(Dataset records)
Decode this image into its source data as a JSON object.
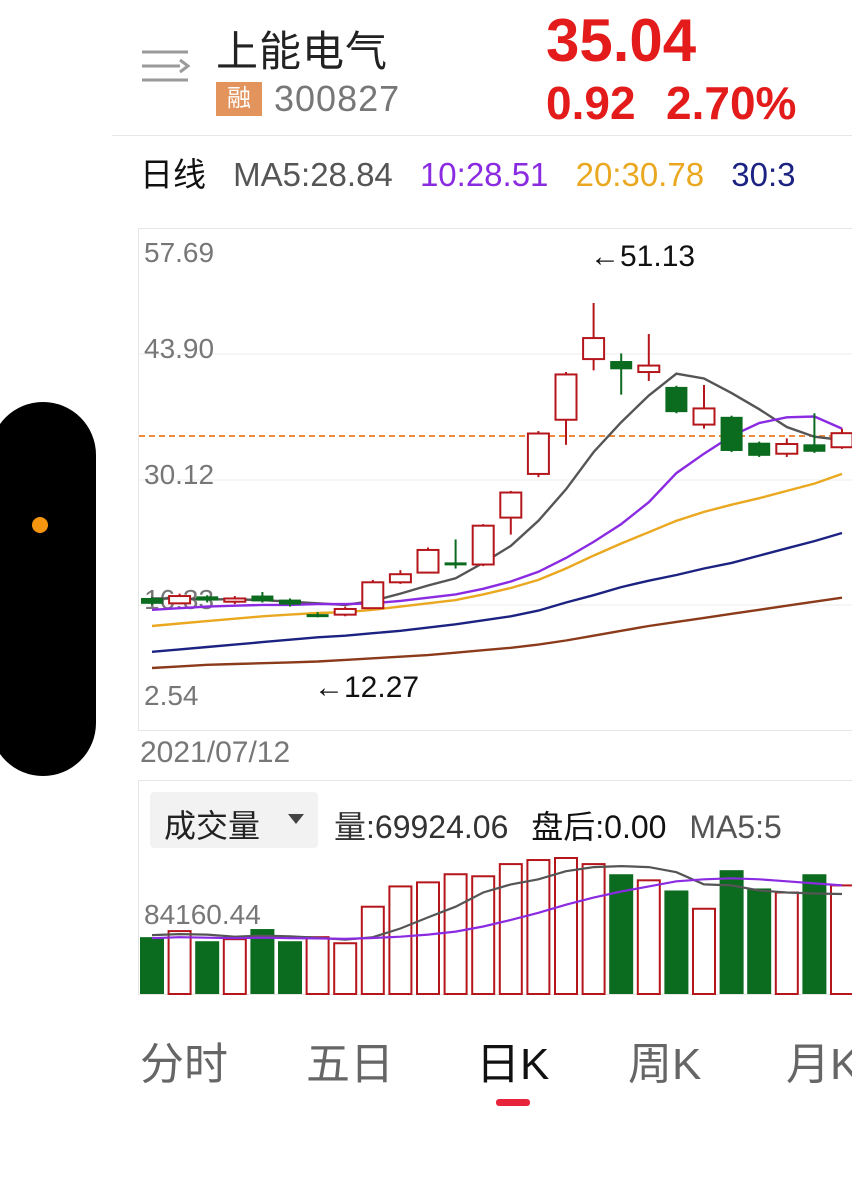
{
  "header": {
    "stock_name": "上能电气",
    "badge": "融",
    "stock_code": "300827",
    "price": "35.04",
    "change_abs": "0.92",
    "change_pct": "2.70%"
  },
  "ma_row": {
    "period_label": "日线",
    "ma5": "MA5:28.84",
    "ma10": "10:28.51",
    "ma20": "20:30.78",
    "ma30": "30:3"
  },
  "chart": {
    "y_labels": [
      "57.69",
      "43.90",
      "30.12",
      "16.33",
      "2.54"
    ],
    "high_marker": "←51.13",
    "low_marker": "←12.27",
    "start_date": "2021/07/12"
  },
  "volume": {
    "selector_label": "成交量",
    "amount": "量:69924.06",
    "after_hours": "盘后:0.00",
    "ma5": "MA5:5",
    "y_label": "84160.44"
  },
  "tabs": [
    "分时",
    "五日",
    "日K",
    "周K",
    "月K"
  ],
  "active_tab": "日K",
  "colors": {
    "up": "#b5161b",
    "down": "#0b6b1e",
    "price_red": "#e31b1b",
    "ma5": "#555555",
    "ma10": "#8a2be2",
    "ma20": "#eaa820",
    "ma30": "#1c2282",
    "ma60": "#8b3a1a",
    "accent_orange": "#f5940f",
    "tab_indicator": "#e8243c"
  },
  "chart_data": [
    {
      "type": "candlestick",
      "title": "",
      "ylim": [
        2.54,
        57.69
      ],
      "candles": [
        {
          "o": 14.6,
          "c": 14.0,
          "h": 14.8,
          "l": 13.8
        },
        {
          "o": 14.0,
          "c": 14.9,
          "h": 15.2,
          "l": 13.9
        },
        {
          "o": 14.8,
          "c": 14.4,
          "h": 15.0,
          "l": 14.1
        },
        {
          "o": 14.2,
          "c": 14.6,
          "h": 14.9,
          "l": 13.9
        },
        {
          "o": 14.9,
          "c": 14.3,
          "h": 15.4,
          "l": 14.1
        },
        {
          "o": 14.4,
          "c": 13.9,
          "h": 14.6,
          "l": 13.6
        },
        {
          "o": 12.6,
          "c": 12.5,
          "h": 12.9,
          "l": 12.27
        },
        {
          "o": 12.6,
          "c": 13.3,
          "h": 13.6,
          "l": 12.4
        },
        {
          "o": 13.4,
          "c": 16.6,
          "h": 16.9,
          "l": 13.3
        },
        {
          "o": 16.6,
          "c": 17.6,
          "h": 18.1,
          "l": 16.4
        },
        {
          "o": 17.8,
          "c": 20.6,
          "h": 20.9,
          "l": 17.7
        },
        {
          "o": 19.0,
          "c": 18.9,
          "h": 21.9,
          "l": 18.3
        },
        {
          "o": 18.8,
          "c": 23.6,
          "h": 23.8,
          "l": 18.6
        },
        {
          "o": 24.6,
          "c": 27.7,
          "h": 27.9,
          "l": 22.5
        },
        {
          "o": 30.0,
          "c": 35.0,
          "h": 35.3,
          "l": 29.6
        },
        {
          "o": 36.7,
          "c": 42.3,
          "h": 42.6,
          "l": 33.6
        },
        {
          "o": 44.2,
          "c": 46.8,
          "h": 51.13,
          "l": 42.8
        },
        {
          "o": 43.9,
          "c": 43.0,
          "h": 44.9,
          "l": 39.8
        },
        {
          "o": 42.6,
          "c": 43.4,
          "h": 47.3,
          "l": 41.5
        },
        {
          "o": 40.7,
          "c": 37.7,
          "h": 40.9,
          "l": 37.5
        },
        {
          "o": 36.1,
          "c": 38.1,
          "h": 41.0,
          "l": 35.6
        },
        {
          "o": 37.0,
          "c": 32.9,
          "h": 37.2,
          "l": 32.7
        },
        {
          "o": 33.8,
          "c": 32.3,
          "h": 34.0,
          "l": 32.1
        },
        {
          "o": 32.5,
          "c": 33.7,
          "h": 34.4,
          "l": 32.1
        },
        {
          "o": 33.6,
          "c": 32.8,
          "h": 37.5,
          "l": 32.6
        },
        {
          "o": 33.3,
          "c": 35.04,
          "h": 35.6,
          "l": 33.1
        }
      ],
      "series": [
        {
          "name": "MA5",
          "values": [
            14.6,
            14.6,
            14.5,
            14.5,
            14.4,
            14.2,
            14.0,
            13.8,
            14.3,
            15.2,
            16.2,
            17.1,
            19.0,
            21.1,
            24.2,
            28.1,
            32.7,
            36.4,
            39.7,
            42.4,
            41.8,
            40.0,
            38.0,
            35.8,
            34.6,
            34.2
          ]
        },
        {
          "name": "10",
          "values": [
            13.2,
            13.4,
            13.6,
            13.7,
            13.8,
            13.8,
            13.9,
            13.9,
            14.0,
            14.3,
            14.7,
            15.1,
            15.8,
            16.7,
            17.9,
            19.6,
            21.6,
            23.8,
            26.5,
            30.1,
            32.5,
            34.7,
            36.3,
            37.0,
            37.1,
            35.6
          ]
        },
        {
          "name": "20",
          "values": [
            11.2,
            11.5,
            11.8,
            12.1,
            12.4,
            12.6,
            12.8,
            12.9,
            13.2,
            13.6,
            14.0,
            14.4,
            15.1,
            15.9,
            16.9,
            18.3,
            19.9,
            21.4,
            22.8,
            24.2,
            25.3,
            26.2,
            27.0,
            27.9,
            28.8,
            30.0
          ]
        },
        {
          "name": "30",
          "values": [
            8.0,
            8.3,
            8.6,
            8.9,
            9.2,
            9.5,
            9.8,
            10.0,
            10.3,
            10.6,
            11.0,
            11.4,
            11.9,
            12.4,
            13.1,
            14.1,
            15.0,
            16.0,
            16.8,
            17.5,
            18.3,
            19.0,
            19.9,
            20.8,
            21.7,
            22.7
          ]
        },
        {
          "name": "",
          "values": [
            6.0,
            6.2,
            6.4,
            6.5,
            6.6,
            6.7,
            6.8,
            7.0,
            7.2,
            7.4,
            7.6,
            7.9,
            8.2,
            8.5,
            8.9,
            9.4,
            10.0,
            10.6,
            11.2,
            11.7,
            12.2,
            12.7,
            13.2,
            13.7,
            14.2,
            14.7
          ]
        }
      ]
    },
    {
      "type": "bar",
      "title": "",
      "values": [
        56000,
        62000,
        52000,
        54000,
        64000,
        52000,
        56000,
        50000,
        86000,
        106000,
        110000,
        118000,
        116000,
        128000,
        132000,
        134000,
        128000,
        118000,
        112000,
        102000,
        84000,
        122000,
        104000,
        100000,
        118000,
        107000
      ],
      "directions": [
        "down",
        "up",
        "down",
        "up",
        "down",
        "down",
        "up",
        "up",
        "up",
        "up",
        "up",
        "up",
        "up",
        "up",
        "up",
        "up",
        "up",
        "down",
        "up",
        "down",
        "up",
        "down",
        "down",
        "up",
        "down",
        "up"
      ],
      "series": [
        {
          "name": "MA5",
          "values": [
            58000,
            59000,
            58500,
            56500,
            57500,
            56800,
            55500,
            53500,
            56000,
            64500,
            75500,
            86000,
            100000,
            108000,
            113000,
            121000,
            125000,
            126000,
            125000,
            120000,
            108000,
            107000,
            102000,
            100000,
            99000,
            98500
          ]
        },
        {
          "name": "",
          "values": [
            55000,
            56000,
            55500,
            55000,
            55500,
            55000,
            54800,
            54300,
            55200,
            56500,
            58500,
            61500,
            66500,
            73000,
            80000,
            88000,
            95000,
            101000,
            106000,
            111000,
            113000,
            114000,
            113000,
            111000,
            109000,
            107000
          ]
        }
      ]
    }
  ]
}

--

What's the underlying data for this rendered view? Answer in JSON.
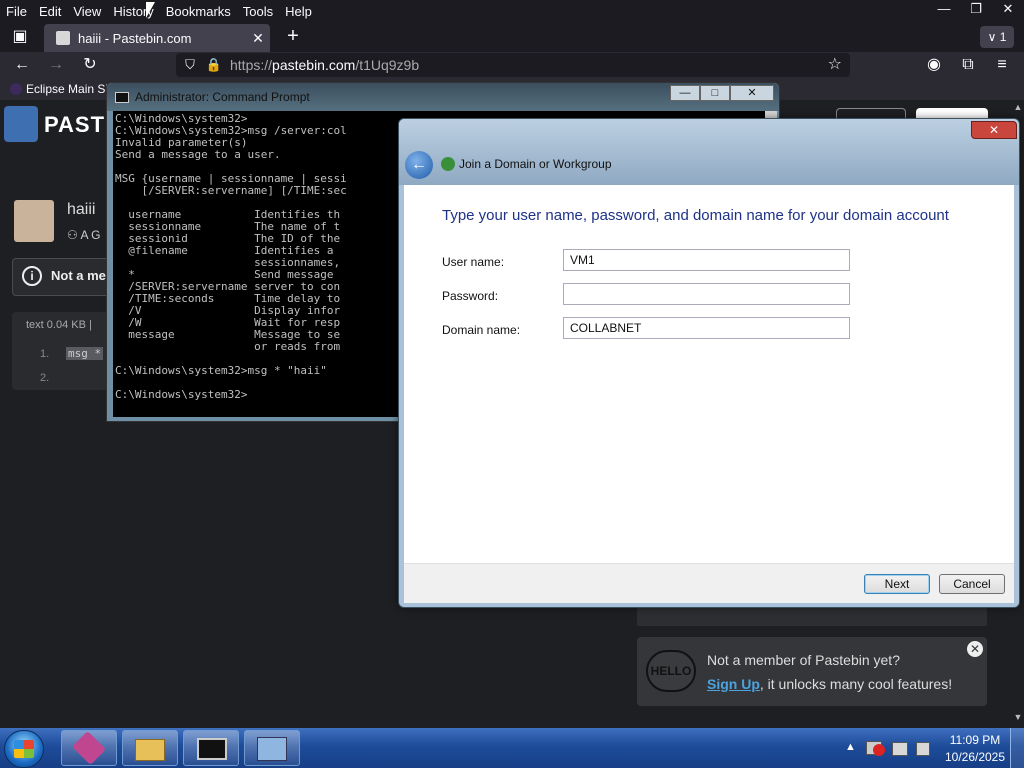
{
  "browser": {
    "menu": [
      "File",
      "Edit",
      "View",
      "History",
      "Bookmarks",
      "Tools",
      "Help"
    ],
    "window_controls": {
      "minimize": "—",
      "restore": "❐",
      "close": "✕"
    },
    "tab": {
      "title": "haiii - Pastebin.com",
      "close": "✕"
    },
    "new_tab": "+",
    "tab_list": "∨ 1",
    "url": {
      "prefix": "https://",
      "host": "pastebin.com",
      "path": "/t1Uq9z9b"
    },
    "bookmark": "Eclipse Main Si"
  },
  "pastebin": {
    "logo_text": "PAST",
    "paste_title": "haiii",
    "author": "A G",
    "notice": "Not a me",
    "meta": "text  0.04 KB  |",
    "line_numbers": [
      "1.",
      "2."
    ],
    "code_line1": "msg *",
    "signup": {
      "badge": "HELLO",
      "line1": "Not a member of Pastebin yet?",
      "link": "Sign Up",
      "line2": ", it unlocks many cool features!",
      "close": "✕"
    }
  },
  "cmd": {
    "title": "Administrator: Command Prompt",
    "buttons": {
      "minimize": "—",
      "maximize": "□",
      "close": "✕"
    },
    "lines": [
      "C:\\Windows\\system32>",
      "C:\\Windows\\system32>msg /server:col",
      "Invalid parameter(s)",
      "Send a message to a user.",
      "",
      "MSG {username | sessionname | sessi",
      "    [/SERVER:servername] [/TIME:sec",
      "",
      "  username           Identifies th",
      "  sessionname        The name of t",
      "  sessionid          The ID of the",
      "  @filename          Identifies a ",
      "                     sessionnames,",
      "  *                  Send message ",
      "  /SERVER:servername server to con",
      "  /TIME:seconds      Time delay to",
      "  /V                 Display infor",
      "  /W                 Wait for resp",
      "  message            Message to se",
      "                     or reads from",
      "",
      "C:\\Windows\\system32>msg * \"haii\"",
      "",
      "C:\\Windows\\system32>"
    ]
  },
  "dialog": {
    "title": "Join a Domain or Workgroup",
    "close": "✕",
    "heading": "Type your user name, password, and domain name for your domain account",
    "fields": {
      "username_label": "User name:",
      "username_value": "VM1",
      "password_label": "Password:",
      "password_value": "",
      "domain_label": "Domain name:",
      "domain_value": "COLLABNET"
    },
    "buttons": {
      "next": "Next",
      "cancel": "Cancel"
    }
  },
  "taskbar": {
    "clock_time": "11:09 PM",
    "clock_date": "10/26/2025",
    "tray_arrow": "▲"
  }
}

Goal:
Where a line contains "haiii", copy that line.

Expected answer:
      "title": "haiii - Pastebin.com",
    "paste_title": "haiii",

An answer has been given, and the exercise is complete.